Work instructions: Reproduce every entry exactly, without alteration.

Records to process:

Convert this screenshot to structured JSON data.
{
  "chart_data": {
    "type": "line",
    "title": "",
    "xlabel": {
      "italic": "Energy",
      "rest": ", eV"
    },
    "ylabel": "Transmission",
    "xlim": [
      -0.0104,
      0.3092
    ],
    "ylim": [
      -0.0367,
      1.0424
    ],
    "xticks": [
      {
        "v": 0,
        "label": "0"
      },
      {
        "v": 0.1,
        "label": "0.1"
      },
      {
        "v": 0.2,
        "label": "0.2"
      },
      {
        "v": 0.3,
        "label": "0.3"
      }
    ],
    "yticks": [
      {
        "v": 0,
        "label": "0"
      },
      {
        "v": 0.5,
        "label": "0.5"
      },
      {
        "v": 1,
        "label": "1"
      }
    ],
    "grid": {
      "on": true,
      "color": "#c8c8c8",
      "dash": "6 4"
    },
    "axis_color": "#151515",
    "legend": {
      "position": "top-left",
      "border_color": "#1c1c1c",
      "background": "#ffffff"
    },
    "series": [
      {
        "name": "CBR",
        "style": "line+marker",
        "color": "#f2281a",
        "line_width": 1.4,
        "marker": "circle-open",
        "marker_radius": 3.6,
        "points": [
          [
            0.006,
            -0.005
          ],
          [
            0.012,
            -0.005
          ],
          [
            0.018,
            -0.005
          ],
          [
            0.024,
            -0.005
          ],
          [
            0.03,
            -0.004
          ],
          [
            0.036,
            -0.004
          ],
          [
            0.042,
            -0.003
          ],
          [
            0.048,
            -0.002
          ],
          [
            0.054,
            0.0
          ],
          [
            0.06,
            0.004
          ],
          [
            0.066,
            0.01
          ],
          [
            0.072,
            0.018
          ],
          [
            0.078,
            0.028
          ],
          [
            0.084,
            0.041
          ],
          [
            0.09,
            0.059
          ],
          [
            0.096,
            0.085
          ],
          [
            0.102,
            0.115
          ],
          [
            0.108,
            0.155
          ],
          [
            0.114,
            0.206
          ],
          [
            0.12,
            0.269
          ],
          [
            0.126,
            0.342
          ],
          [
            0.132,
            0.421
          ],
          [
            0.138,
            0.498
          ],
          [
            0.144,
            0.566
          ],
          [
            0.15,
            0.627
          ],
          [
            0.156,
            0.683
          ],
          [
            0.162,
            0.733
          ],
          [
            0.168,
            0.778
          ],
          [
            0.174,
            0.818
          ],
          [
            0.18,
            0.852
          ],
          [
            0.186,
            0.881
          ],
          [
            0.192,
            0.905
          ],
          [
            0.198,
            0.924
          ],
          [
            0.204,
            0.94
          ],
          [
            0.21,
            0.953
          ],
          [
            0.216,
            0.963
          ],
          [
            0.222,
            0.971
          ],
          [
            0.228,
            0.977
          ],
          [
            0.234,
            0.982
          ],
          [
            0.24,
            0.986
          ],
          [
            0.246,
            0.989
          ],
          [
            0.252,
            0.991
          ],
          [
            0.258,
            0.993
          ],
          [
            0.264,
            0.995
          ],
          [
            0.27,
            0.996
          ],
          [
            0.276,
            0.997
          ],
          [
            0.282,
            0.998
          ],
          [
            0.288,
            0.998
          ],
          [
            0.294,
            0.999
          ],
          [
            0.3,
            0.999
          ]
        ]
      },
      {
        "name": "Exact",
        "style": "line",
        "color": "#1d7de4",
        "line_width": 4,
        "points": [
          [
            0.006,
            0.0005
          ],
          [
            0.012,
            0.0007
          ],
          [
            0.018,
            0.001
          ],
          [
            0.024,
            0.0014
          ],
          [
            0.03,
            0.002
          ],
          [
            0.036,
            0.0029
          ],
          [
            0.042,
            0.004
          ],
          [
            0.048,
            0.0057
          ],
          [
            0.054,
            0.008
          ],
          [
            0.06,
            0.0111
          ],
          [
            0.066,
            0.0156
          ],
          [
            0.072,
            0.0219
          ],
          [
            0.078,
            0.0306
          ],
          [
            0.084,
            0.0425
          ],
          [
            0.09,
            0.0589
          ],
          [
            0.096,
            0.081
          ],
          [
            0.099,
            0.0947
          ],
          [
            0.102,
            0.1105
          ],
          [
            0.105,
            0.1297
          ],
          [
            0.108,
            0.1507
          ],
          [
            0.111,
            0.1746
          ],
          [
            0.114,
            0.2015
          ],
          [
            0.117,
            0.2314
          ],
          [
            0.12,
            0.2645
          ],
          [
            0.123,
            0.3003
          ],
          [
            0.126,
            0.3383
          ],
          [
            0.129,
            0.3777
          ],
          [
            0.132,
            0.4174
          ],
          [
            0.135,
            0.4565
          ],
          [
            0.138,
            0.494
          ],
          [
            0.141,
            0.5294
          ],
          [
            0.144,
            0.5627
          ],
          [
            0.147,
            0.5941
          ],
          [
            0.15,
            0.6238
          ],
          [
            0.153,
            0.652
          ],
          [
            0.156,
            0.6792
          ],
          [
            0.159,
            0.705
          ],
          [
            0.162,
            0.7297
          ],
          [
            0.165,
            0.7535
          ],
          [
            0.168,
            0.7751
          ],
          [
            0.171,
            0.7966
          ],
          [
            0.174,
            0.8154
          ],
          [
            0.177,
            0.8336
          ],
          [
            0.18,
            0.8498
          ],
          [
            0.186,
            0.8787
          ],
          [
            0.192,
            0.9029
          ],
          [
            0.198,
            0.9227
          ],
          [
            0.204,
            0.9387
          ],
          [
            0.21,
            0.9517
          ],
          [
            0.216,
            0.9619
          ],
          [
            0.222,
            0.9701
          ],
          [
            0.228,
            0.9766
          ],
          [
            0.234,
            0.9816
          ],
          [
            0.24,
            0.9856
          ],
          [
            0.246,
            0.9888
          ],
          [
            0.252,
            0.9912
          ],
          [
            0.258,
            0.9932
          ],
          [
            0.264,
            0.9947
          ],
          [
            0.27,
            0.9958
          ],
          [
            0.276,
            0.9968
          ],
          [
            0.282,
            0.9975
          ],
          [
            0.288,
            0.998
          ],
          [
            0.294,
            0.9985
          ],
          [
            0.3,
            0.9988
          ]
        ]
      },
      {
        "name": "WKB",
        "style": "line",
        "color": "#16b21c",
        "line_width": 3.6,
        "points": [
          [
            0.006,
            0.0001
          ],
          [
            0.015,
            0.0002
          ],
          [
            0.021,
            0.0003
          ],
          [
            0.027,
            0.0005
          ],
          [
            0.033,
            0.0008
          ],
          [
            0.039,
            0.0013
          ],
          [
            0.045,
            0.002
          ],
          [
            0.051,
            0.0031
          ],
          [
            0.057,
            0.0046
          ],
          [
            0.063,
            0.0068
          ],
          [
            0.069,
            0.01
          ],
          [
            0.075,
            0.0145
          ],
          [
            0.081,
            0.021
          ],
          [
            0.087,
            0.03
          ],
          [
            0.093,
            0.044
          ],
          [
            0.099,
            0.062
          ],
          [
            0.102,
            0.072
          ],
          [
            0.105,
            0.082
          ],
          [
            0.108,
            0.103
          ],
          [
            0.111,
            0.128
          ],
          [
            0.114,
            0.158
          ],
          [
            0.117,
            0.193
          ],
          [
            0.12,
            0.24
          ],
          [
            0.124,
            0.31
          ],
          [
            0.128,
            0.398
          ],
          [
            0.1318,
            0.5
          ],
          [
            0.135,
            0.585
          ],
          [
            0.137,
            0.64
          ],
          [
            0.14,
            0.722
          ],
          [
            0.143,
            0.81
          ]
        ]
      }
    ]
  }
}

Answer in full:
Convert this screenshot to structured JSON data.
{
  "chart_data": {
    "type": "line",
    "title": "",
    "xlabel": {
      "italic": "Energy",
      "rest": ", eV"
    },
    "ylabel": "Transmission",
    "xlim": [
      -0.0104,
      0.3092
    ],
    "ylim": [
      -0.0367,
      1.0424
    ],
    "xticks": [
      {
        "v": 0,
        "label": "0"
      },
      {
        "v": 0.1,
        "label": "0.1"
      },
      {
        "v": 0.2,
        "label": "0.2"
      },
      {
        "v": 0.3,
        "label": "0.3"
      }
    ],
    "yticks": [
      {
        "v": 0,
        "label": "0"
      },
      {
        "v": 0.5,
        "label": "0.5"
      },
      {
        "v": 1,
        "label": "1"
      }
    ],
    "grid": {
      "on": true,
      "color": "#c8c8c8",
      "dash": "6 4"
    },
    "axis_color": "#151515",
    "legend": {
      "position": "top-left",
      "border_color": "#1c1c1c",
      "background": "#ffffff"
    },
    "series": [
      {
        "name": "CBR",
        "style": "line+marker",
        "color": "#f2281a",
        "line_width": 1.4,
        "marker": "circle-open",
        "marker_radius": 3.6,
        "points": [
          [
            0.006,
            -0.005
          ],
          [
            0.012,
            -0.005
          ],
          [
            0.018,
            -0.005
          ],
          [
            0.024,
            -0.005
          ],
          [
            0.03,
            -0.004
          ],
          [
            0.036,
            -0.004
          ],
          [
            0.042,
            -0.003
          ],
          [
            0.048,
            -0.002
          ],
          [
            0.054,
            0.0
          ],
          [
            0.06,
            0.004
          ],
          [
            0.066,
            0.01
          ],
          [
            0.072,
            0.018
          ],
          [
            0.078,
            0.028
          ],
          [
            0.084,
            0.041
          ],
          [
            0.09,
            0.059
          ],
          [
            0.096,
            0.085
          ],
          [
            0.102,
            0.115
          ],
          [
            0.108,
            0.155
          ],
          [
            0.114,
            0.206
          ],
          [
            0.12,
            0.269
          ],
          [
            0.126,
            0.342
          ],
          [
            0.132,
            0.421
          ],
          [
            0.138,
            0.498
          ],
          [
            0.144,
            0.566
          ],
          [
            0.15,
            0.627
          ],
          [
            0.156,
            0.683
          ],
          [
            0.162,
            0.733
          ],
          [
            0.168,
            0.778
          ],
          [
            0.174,
            0.818
          ],
          [
            0.18,
            0.852
          ],
          [
            0.186,
            0.881
          ],
          [
            0.192,
            0.905
          ],
          [
            0.198,
            0.924
          ],
          [
            0.204,
            0.94
          ],
          [
            0.21,
            0.953
          ],
          [
            0.216,
            0.963
          ],
          [
            0.222,
            0.971
          ],
          [
            0.228,
            0.977
          ],
          [
            0.234,
            0.982
          ],
          [
            0.24,
            0.986
          ],
          [
            0.246,
            0.989
          ],
          [
            0.252,
            0.991
          ],
          [
            0.258,
            0.993
          ],
          [
            0.264,
            0.995
          ],
          [
            0.27,
            0.996
          ],
          [
            0.276,
            0.997
          ],
          [
            0.282,
            0.998
          ],
          [
            0.288,
            0.998
          ],
          [
            0.294,
            0.999
          ],
          [
            0.3,
            0.999
          ]
        ]
      },
      {
        "name": "Exact",
        "style": "line",
        "color": "#1d7de4",
        "line_width": 4,
        "points": [
          [
            0.006,
            0.0005
          ],
          [
            0.012,
            0.0007
          ],
          [
            0.018,
            0.001
          ],
          [
            0.024,
            0.0014
          ],
          [
            0.03,
            0.002
          ],
          [
            0.036,
            0.0029
          ],
          [
            0.042,
            0.004
          ],
          [
            0.048,
            0.0057
          ],
          [
            0.054,
            0.008
          ],
          [
            0.06,
            0.0111
          ],
          [
            0.066,
            0.0156
          ],
          [
            0.072,
            0.0219
          ],
          [
            0.078,
            0.0306
          ],
          [
            0.084,
            0.0425
          ],
          [
            0.09,
            0.0589
          ],
          [
            0.096,
            0.081
          ],
          [
            0.099,
            0.0947
          ],
          [
            0.102,
            0.1105
          ],
          [
            0.105,
            0.1297
          ],
          [
            0.108,
            0.1507
          ],
          [
            0.111,
            0.1746
          ],
          [
            0.114,
            0.2015
          ],
          [
            0.117,
            0.2314
          ],
          [
            0.12,
            0.2645
          ],
          [
            0.123,
            0.3003
          ],
          [
            0.126,
            0.3383
          ],
          [
            0.129,
            0.3777
          ],
          [
            0.132,
            0.4174
          ],
          [
            0.135,
            0.4565
          ],
          [
            0.138,
            0.494
          ],
          [
            0.141,
            0.5294
          ],
          [
            0.144,
            0.5627
          ],
          [
            0.147,
            0.5941
          ],
          [
            0.15,
            0.6238
          ],
          [
            0.153,
            0.652
          ],
          [
            0.156,
            0.6792
          ],
          [
            0.159,
            0.705
          ],
          [
            0.162,
            0.7297
          ],
          [
            0.165,
            0.7535
          ],
          [
            0.168,
            0.7751
          ],
          [
            0.171,
            0.7966
          ],
          [
            0.174,
            0.8154
          ],
          [
            0.177,
            0.8336
          ],
          [
            0.18,
            0.8498
          ],
          [
            0.186,
            0.8787
          ],
          [
            0.192,
            0.9029
          ],
          [
            0.198,
            0.9227
          ],
          [
            0.204,
            0.9387
          ],
          [
            0.21,
            0.9517
          ],
          [
            0.216,
            0.9619
          ],
          [
            0.222,
            0.9701
          ],
          [
            0.228,
            0.9766
          ],
          [
            0.234,
            0.9816
          ],
          [
            0.24,
            0.9856
          ],
          [
            0.246,
            0.9888
          ],
          [
            0.252,
            0.9912
          ],
          [
            0.258,
            0.9932
          ],
          [
            0.264,
            0.9947
          ],
          [
            0.27,
            0.9958
          ],
          [
            0.276,
            0.9968
          ],
          [
            0.282,
            0.9975
          ],
          [
            0.288,
            0.998
          ],
          [
            0.294,
            0.9985
          ],
          [
            0.3,
            0.9988
          ]
        ]
      },
      {
        "name": "WKB",
        "style": "line",
        "color": "#16b21c",
        "line_width": 3.6,
        "points": [
          [
            0.006,
            0.0001
          ],
          [
            0.015,
            0.0002
          ],
          [
            0.021,
            0.0003
          ],
          [
            0.027,
            0.0005
          ],
          [
            0.033,
            0.0008
          ],
          [
            0.039,
            0.0013
          ],
          [
            0.045,
            0.002
          ],
          [
            0.051,
            0.0031
          ],
          [
            0.057,
            0.0046
          ],
          [
            0.063,
            0.0068
          ],
          [
            0.069,
            0.01
          ],
          [
            0.075,
            0.0145
          ],
          [
            0.081,
            0.021
          ],
          [
            0.087,
            0.03
          ],
          [
            0.093,
            0.044
          ],
          [
            0.099,
            0.062
          ],
          [
            0.102,
            0.072
          ],
          [
            0.105,
            0.082
          ],
          [
            0.108,
            0.103
          ],
          [
            0.111,
            0.128
          ],
          [
            0.114,
            0.158
          ],
          [
            0.117,
            0.193
          ],
          [
            0.12,
            0.24
          ],
          [
            0.124,
            0.31
          ],
          [
            0.128,
            0.398
          ],
          [
            0.1318,
            0.5
          ],
          [
            0.135,
            0.585
          ],
          [
            0.137,
            0.64
          ],
          [
            0.14,
            0.722
          ],
          [
            0.143,
            0.81
          ]
        ]
      }
    ]
  }
}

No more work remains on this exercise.